_WORK TO COMPLETE_: Copy each line of the material below that includes the string "even".
══ AVAILABLE DATA
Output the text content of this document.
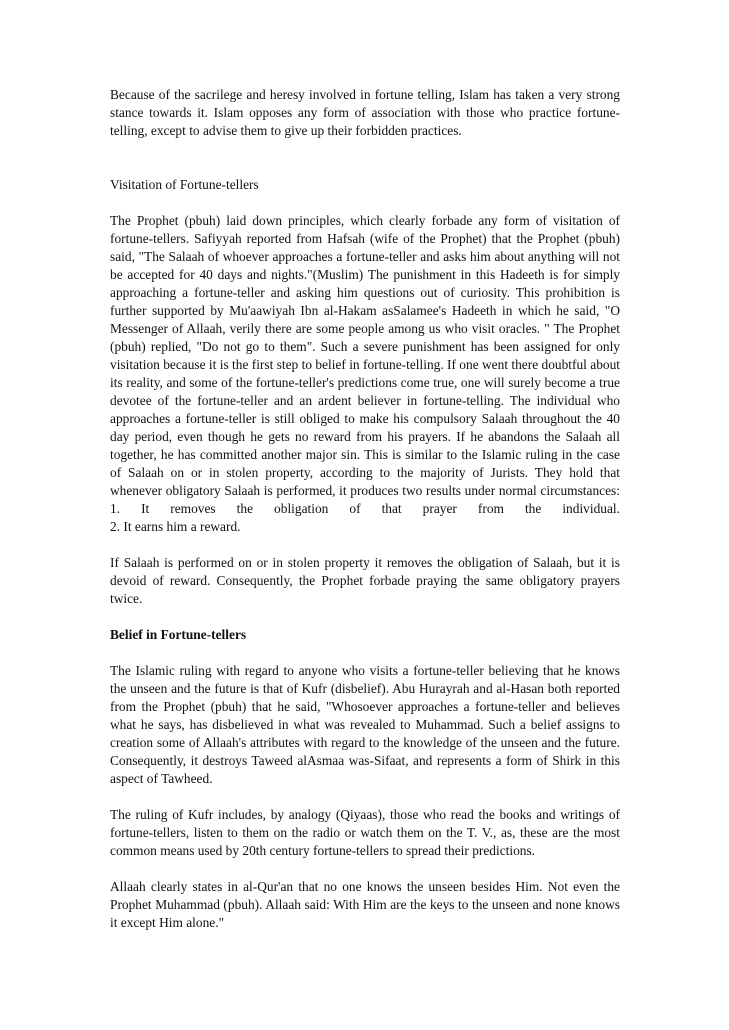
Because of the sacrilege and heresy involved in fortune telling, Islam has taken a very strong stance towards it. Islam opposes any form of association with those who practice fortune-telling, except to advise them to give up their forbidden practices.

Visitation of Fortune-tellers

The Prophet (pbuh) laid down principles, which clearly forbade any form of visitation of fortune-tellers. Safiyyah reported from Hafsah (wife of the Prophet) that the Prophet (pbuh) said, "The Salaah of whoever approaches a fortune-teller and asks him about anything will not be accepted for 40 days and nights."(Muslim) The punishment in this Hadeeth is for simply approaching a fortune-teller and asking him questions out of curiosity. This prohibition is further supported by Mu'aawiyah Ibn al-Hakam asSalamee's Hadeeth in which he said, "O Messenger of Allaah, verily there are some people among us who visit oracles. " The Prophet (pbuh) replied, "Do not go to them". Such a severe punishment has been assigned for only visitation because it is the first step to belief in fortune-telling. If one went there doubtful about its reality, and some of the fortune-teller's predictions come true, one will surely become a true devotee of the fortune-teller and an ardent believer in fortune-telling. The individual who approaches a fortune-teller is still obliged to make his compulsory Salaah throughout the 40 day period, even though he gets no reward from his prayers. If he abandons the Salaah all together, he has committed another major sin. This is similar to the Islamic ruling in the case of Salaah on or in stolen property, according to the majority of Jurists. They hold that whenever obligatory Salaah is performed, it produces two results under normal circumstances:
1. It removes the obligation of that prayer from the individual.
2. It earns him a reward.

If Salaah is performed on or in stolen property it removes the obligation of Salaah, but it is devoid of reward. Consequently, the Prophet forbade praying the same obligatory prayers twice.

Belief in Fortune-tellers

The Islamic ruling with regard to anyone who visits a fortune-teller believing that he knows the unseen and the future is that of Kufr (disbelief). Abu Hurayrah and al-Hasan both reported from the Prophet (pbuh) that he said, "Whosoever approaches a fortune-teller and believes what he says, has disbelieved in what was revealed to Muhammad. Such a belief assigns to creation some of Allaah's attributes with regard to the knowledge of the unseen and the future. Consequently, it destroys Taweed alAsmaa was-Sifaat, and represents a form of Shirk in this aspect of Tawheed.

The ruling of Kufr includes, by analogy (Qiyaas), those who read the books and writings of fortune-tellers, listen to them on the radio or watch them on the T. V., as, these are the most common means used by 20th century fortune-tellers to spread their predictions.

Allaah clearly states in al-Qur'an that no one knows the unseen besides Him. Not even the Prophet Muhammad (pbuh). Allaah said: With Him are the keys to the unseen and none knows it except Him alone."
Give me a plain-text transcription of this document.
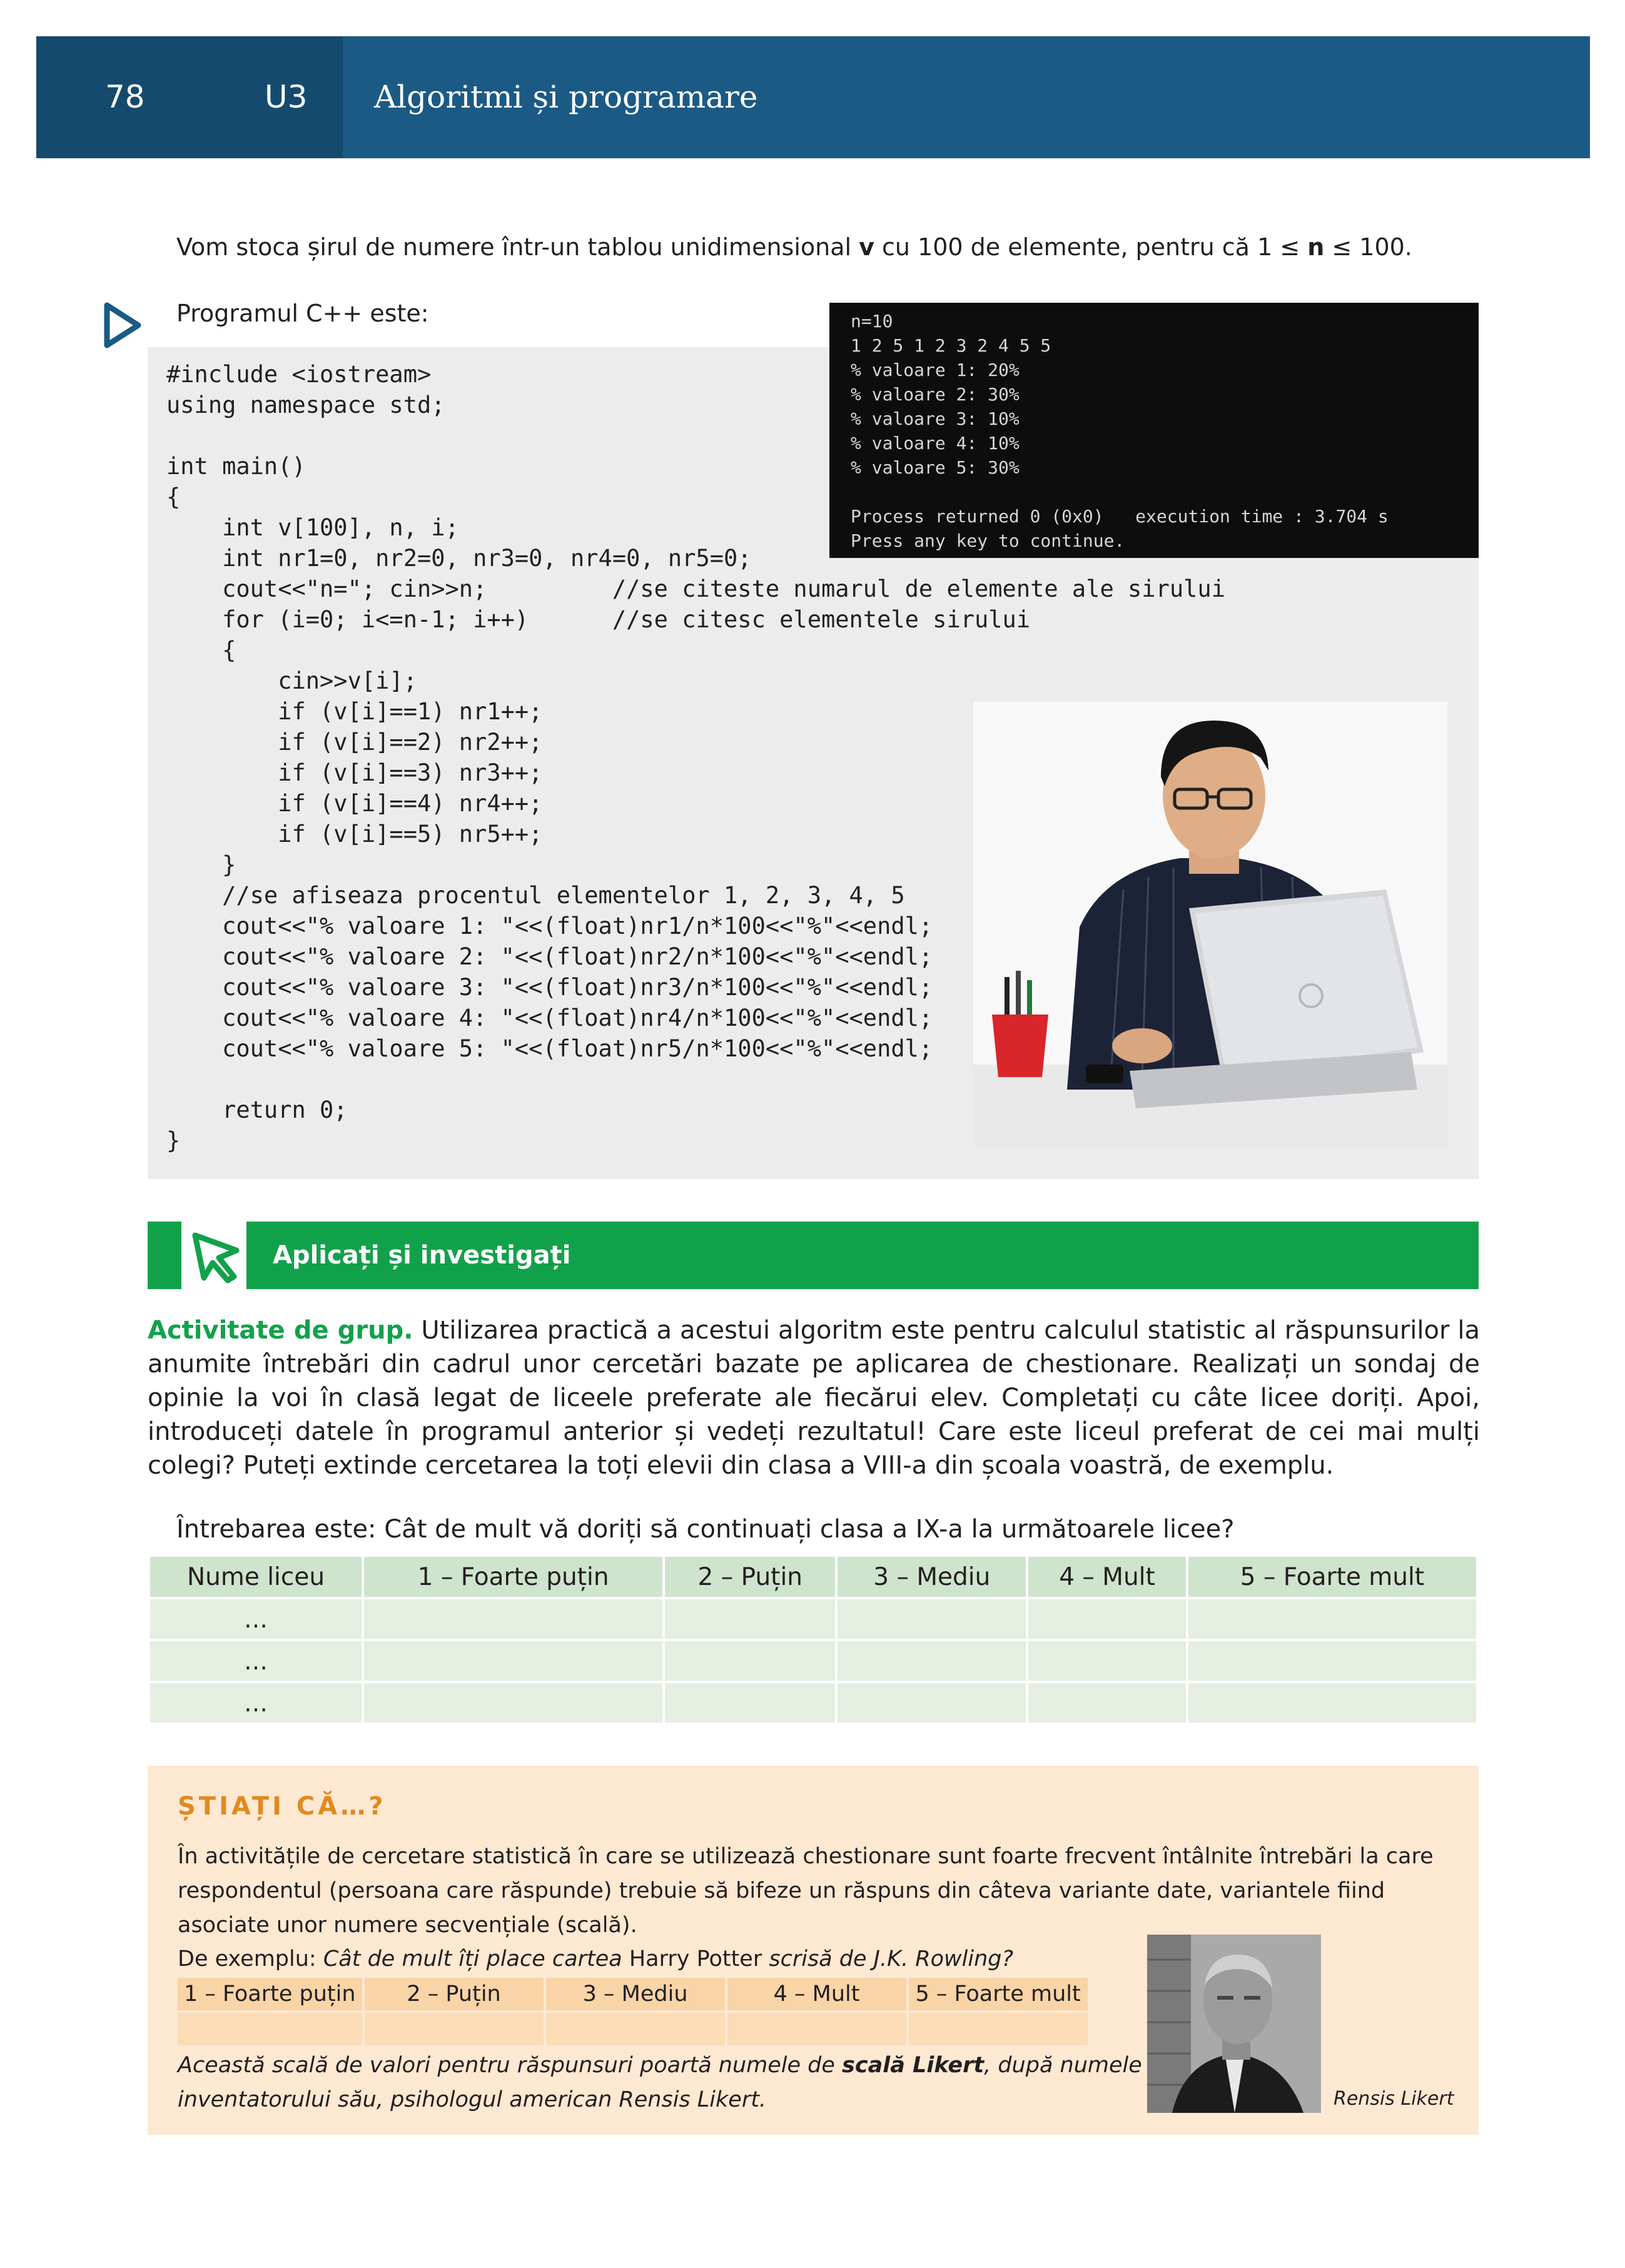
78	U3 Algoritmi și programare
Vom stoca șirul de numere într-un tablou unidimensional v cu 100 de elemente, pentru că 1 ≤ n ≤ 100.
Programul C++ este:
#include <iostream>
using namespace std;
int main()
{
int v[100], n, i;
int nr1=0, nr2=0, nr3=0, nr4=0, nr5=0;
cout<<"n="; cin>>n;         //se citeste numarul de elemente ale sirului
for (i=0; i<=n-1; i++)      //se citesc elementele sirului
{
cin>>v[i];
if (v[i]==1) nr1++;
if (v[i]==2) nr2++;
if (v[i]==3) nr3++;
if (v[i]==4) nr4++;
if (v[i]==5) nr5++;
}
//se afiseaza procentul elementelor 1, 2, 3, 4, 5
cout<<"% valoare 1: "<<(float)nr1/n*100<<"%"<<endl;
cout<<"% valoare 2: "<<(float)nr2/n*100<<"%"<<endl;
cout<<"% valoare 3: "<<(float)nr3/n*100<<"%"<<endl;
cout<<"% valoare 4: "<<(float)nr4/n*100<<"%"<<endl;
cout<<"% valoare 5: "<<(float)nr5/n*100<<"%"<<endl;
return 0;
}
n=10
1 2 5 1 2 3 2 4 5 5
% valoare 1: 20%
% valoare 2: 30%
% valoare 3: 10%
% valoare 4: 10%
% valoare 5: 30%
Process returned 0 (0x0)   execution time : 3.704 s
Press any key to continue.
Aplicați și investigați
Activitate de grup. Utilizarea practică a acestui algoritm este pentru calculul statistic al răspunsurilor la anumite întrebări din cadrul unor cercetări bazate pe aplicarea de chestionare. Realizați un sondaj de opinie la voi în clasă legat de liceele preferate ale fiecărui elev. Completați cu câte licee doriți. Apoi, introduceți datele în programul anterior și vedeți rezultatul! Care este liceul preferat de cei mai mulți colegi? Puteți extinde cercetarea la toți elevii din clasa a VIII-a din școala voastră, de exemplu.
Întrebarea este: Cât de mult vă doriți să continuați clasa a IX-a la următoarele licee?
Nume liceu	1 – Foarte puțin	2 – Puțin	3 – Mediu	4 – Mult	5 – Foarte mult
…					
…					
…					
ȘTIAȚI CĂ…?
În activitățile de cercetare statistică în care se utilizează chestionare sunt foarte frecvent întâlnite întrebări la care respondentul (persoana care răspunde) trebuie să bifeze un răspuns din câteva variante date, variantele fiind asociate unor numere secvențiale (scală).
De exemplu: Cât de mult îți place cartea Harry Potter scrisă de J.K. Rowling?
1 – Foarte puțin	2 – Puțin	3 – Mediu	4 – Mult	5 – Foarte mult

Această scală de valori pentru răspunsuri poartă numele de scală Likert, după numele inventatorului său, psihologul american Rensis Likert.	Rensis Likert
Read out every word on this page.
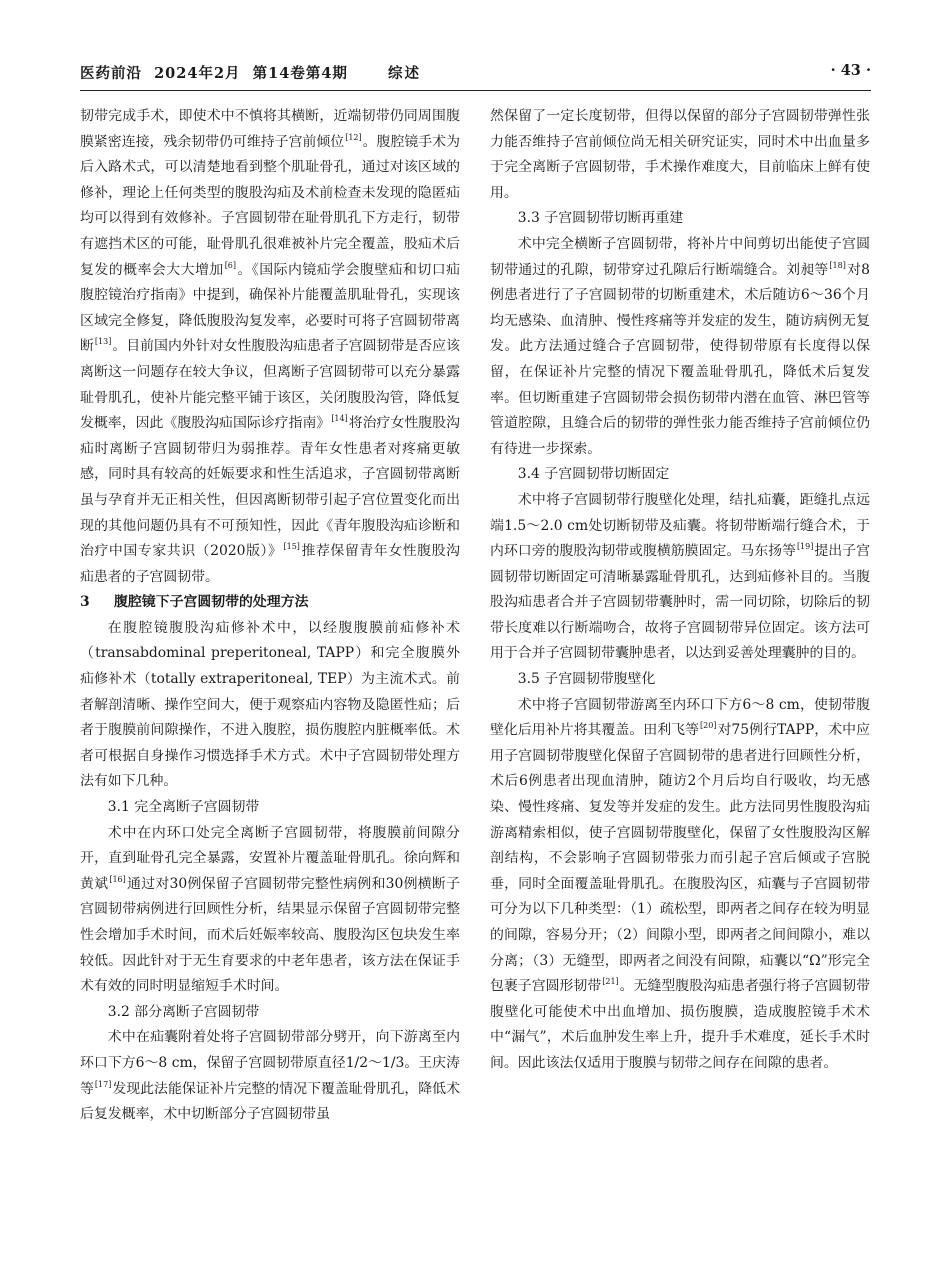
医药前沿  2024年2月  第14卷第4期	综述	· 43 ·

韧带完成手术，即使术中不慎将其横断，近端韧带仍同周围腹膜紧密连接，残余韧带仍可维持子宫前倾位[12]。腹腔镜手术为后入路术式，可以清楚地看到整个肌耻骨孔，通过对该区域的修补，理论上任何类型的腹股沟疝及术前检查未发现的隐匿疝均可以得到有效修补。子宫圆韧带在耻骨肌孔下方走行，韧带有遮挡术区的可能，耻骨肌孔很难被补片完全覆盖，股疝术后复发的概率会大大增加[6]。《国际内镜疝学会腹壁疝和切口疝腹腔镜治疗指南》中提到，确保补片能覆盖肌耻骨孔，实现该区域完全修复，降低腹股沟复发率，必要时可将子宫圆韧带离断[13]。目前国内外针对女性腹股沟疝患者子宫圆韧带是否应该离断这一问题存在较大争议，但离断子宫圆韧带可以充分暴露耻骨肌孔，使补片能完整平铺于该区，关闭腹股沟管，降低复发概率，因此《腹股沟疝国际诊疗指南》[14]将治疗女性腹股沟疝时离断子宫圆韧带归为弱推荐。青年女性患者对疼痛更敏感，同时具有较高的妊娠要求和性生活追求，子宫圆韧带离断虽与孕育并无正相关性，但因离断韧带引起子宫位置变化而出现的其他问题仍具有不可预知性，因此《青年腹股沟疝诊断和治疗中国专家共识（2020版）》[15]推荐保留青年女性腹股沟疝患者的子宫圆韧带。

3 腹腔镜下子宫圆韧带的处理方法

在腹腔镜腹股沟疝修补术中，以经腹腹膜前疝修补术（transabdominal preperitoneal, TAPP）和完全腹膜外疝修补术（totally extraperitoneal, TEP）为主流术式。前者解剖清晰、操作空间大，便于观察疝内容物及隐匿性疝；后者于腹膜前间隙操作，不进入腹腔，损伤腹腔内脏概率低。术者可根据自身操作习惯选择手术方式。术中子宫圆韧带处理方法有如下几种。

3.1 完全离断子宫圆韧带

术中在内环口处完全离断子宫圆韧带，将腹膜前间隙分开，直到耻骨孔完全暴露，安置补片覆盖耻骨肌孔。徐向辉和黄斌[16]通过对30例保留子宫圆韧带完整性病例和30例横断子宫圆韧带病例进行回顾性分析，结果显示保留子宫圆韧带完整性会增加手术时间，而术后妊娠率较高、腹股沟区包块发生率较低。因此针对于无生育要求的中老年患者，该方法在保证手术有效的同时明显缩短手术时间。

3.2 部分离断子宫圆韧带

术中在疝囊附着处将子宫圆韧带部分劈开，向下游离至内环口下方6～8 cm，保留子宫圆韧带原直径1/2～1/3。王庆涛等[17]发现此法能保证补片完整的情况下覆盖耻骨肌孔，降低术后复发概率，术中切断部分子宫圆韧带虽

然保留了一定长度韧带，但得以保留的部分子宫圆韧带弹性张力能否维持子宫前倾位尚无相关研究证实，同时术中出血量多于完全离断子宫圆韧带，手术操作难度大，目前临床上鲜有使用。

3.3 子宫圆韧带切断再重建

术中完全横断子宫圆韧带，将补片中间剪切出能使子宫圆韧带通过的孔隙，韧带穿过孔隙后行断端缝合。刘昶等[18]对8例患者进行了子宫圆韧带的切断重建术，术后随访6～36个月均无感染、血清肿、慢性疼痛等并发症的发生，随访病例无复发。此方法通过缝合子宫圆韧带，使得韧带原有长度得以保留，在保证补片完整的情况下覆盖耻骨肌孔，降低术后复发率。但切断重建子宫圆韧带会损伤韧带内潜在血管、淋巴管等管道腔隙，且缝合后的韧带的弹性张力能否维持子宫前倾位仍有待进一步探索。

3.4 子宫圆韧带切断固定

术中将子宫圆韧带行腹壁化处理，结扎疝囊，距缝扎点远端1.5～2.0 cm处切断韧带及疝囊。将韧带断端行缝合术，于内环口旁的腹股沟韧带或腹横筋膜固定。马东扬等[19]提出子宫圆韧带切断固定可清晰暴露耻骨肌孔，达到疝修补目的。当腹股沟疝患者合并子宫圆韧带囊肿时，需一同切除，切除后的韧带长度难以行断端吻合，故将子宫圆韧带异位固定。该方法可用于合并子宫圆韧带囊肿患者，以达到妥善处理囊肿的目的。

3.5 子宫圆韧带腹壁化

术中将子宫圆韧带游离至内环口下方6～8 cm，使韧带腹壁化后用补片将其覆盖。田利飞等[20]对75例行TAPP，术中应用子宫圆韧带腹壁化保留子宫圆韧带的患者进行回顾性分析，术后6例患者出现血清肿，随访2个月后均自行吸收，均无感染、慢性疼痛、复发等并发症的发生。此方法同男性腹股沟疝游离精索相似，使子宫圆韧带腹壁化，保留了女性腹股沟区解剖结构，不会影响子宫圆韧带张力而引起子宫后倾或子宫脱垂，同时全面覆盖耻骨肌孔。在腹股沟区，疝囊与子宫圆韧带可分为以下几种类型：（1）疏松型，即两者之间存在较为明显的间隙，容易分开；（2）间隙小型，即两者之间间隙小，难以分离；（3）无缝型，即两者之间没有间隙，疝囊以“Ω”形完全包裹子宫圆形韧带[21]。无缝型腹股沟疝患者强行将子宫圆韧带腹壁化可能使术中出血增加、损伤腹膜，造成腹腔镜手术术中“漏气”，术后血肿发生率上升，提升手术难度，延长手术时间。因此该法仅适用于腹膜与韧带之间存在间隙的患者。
════
_CORRECT RESULT_:
The Prophet (pbuh) laid down principles, which clearly forbade any form of visitation of fortune-tellers. Safiyyah reported from Hafsah (wife of the Prophet) that the Prophet (pbuh) said, "The Salaah of whoever approaches a fortune-teller and asks him about anything will not be accepted for 40 days and nights."(Muslim) The punishment in this Hadeeth is for simply approaching a fortune-teller and asking him questions out of curiosity. This prohibition is further supported by Mu'aawiyah Ibn al-Hakam asSalamee's Hadeeth in which he said, "O Messenger of Allaah, verily there are some people among us who visit oracles. " The Prophet (pbuh) replied, "Do not go to them". Such a severe punishment has been assigned for only visitation because it is the first step to belief in fortune-telling. If one went there doubtful about its reality, and some of the fortune-teller's predictions come true, one will surely become a true devotee of the fortune-teller and an ardent believer in fortune-telling. The individual who approaches a fortune-teller is still obliged to make his compulsory Salaah throughout the 40 day period, even though he gets no reward from his prayers. If he abandons the Salaah all together, he has committed another major sin. This is similar to the Islamic ruling in the case of Salaah on or in stolen property, according to the majority of Jurists. They hold that whenever obligatory Salaah is performed, it produces two results under normal circumstances:
Allaah clearly states in al-Qur'an that no one knows the unseen besides Him. Not even the Prophet Muhammad (pbuh). Allaah said: With Him are the keys to the unseen and none knows it except Him alone."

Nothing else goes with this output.